(Problem requirements) For each line below that includes the word "politikoa", make a copy.

(Supplied records)
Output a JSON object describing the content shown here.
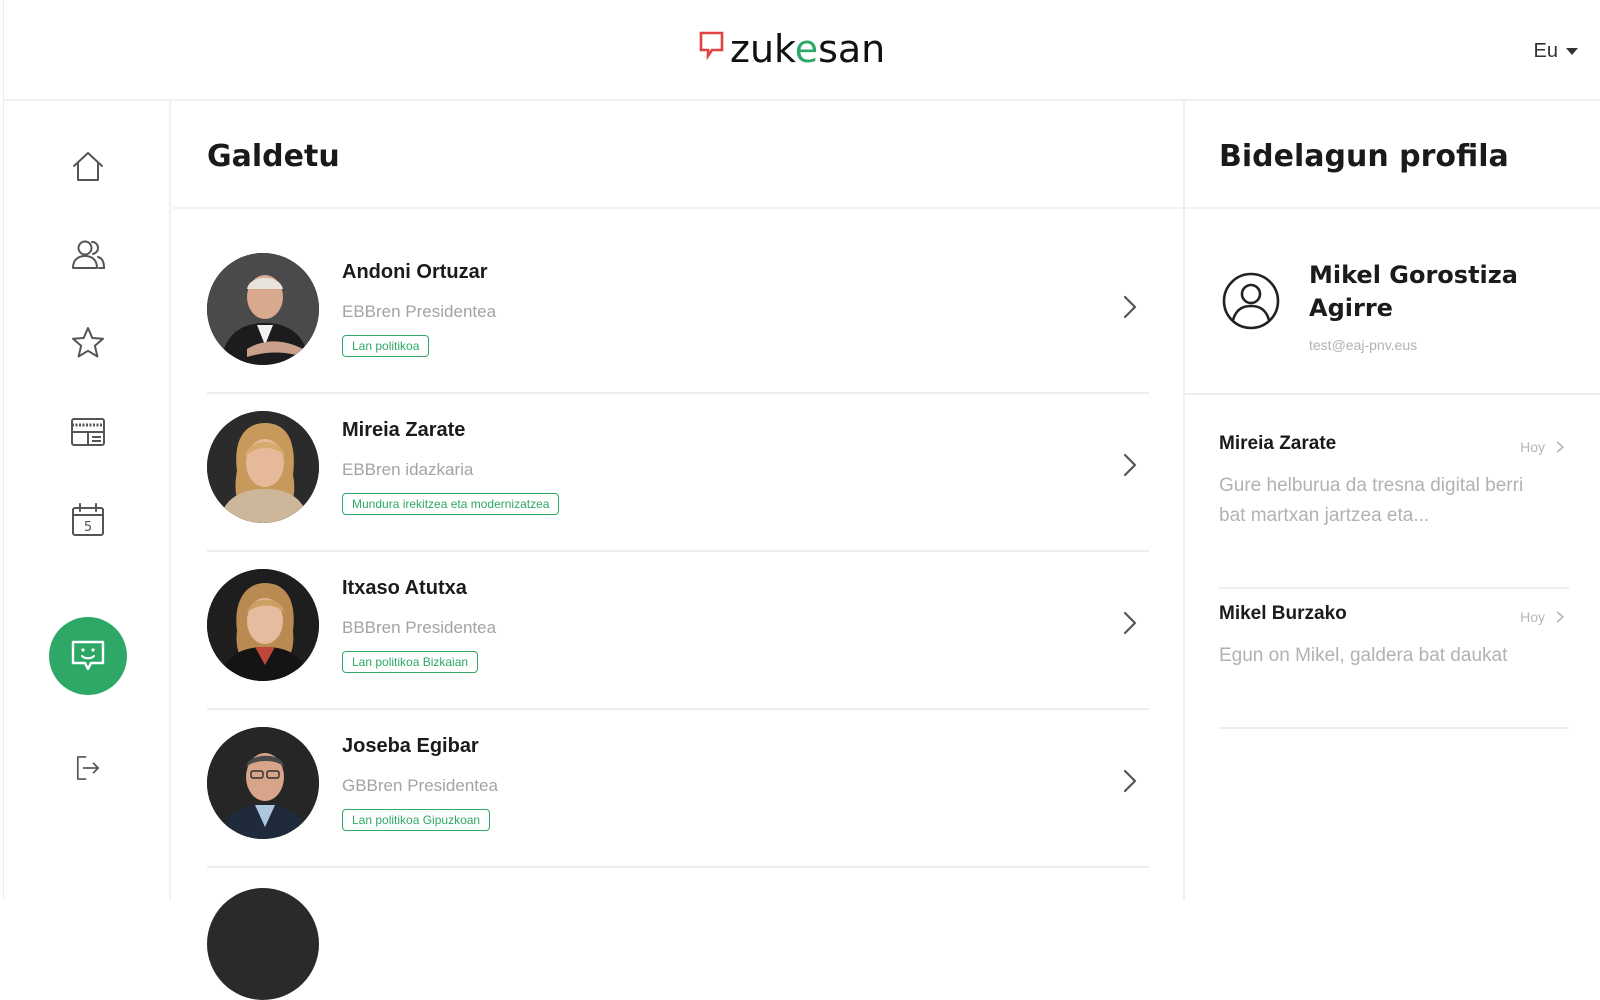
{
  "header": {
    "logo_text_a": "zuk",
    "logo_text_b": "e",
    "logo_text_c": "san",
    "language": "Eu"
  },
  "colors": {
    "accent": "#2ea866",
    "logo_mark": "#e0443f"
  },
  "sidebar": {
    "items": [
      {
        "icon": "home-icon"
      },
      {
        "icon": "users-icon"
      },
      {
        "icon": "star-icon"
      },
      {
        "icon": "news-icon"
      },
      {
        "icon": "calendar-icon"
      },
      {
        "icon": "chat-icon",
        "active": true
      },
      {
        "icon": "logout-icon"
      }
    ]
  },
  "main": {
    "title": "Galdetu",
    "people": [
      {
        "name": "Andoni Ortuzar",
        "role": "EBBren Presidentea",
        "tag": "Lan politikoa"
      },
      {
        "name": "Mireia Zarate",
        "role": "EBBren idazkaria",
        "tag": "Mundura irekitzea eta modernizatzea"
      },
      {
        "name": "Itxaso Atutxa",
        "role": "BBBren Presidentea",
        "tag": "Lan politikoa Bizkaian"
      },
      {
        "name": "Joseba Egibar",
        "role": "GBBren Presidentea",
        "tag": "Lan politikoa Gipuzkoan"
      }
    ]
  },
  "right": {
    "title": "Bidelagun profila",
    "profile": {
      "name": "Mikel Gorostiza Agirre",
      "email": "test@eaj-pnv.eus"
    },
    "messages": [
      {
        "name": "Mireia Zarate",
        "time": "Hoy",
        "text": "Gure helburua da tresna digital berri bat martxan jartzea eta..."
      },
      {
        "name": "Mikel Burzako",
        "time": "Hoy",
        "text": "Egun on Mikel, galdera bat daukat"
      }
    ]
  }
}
* * *
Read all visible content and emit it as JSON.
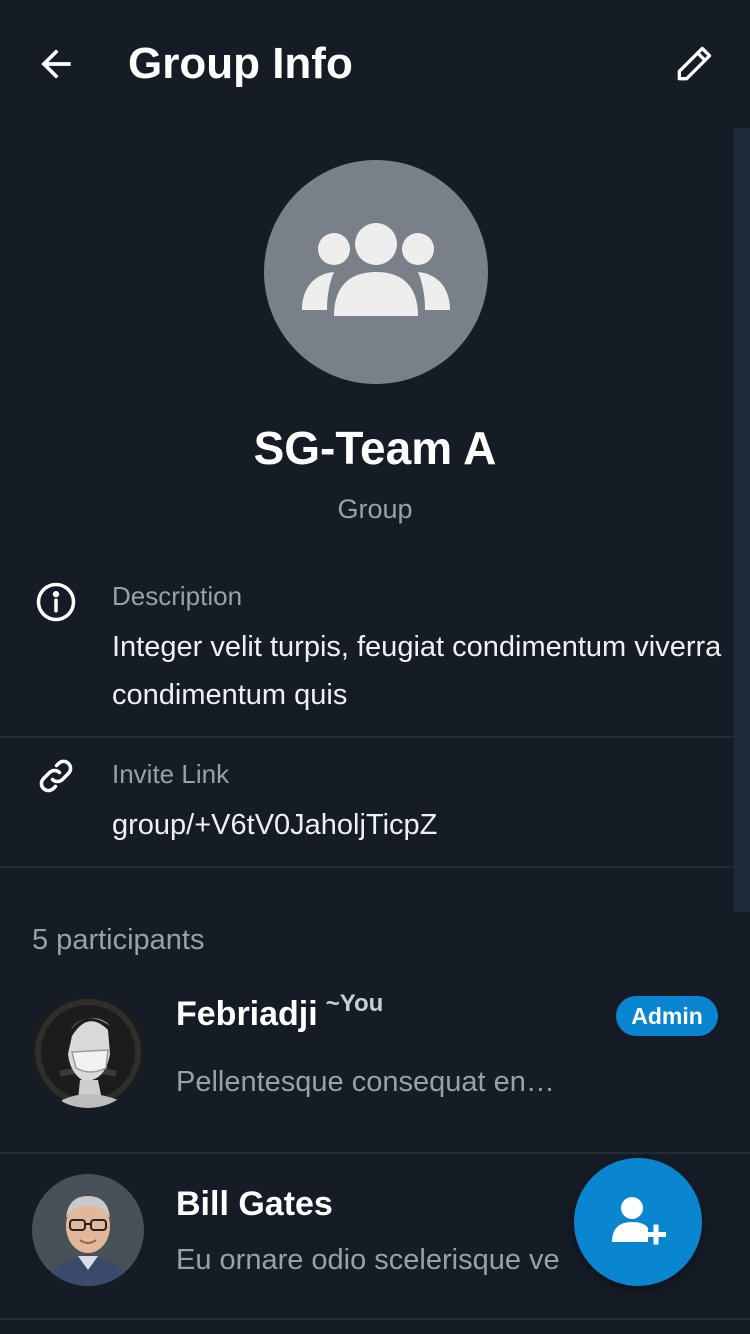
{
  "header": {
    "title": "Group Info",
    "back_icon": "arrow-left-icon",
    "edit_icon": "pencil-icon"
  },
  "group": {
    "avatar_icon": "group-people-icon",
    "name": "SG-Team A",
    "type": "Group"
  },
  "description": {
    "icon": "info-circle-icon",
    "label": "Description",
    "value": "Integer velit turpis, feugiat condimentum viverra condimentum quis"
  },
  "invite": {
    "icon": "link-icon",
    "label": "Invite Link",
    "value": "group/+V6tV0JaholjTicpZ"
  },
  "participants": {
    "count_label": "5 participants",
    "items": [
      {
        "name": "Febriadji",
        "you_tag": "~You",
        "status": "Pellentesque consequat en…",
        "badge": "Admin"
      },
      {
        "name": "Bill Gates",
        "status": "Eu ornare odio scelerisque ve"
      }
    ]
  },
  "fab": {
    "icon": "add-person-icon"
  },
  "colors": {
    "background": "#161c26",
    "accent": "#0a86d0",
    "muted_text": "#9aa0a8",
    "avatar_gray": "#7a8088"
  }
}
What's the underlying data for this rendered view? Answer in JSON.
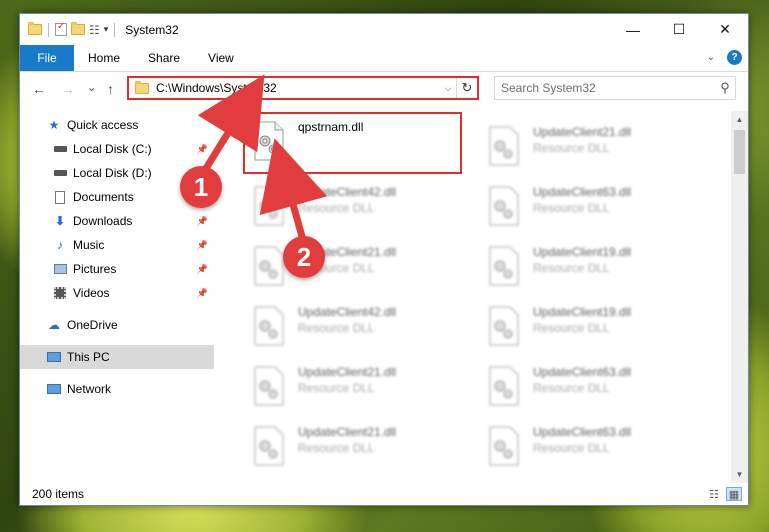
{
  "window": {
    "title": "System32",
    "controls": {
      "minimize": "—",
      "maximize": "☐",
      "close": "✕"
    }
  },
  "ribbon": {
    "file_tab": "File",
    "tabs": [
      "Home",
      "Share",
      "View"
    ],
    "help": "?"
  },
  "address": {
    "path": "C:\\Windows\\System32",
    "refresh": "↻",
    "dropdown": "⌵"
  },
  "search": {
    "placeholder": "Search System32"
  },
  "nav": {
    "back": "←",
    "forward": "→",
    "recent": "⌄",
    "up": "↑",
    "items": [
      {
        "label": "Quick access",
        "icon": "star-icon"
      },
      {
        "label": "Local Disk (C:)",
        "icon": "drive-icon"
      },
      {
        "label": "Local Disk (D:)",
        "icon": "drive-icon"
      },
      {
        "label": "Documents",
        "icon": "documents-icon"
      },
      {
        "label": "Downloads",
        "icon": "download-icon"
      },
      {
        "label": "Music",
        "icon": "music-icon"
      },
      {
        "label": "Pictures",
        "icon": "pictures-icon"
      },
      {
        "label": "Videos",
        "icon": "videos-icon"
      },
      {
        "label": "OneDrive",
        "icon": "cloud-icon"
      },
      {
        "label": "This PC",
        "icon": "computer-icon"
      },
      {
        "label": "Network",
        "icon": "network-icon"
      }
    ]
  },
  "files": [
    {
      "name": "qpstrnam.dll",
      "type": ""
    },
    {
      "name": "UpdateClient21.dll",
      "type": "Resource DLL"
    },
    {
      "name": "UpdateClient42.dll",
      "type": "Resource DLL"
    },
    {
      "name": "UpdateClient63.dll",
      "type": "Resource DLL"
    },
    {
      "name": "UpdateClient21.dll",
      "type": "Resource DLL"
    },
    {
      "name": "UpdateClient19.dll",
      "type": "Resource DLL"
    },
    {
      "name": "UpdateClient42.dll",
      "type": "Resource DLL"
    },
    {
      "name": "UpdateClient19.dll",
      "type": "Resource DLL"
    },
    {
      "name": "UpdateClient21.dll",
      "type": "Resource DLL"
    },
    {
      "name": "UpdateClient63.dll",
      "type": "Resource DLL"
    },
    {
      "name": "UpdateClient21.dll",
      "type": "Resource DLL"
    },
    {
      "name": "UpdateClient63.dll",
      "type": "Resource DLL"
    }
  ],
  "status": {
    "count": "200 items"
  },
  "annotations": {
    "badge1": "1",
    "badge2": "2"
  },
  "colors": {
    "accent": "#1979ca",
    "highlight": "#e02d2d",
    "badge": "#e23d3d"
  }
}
* * *
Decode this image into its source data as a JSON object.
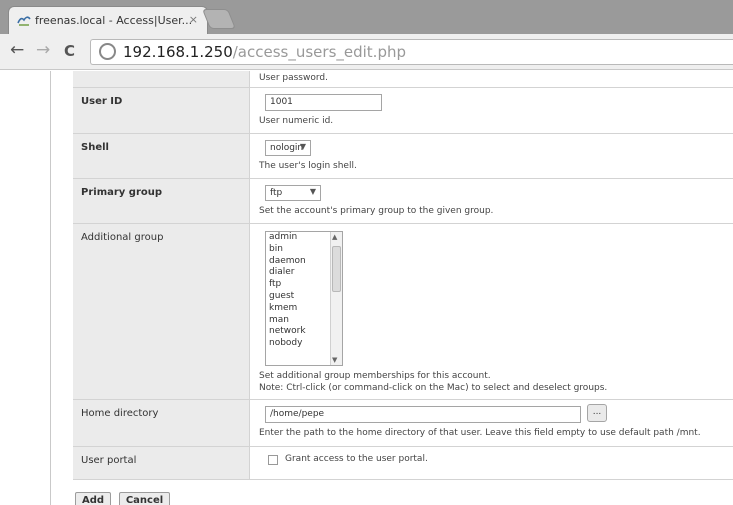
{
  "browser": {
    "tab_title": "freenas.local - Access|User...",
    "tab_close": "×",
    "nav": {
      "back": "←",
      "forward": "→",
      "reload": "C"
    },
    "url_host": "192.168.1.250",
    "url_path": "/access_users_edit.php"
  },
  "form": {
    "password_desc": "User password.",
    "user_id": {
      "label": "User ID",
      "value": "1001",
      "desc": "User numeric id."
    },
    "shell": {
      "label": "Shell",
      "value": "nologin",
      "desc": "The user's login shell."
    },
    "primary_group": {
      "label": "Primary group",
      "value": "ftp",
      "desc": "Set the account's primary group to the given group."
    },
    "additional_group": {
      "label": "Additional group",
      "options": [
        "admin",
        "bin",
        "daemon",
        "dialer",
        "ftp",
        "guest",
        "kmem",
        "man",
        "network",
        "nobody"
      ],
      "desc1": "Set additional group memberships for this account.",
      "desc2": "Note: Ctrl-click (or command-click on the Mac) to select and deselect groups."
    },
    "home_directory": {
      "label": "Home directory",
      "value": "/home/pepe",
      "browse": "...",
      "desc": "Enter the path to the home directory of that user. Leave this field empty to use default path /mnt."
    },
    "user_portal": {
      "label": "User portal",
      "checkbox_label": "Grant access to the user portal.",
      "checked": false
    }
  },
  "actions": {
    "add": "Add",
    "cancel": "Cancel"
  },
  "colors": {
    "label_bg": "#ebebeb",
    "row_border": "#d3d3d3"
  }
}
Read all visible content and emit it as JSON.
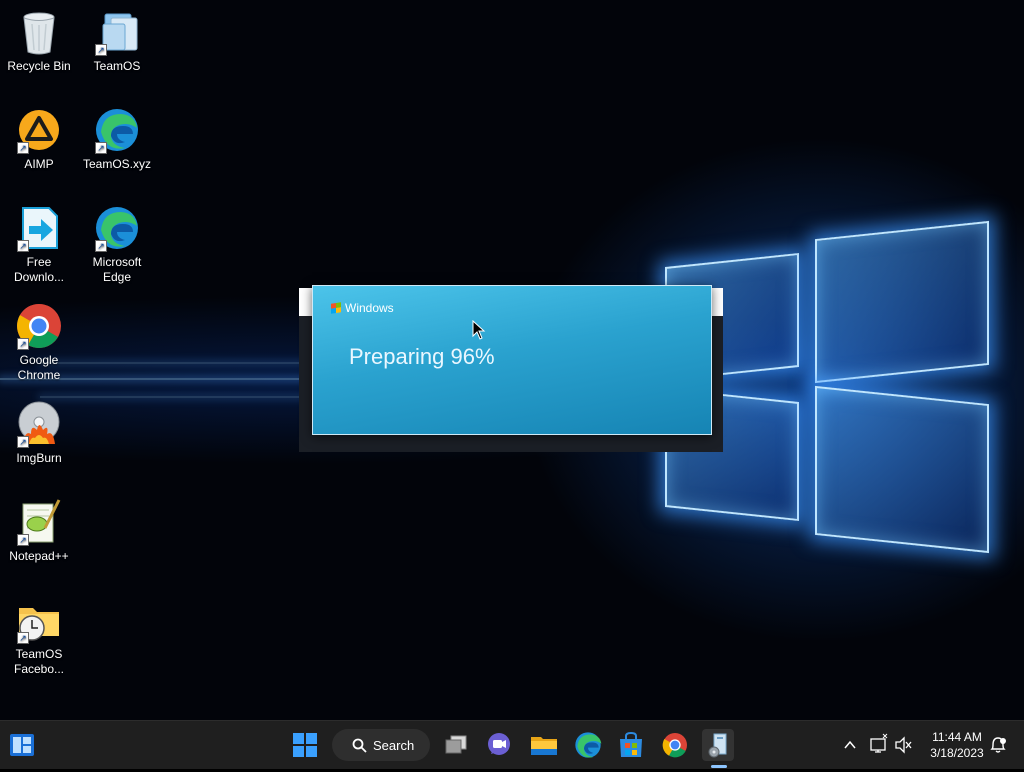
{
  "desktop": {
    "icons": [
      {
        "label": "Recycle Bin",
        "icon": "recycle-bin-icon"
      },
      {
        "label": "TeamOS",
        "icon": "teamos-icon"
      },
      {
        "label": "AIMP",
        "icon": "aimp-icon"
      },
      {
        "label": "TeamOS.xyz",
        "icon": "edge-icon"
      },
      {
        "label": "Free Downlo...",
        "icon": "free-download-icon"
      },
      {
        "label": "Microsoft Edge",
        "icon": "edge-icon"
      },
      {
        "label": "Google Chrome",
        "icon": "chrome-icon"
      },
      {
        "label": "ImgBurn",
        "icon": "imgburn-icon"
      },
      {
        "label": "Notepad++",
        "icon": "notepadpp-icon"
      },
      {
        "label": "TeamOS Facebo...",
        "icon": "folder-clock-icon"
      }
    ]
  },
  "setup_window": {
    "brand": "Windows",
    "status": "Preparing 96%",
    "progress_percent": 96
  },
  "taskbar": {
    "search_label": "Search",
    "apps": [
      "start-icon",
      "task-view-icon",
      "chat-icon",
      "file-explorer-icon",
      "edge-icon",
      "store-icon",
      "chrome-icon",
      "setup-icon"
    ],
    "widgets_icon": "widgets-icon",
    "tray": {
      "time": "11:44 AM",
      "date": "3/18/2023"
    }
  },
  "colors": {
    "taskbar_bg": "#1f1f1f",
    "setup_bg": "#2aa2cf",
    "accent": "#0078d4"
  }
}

(Full answer)
        "tag": "Lan politikoa"
        "tag": "Lan politikoa Bizkaian"
        "tag": "Lan politikoa Gipuzkoan"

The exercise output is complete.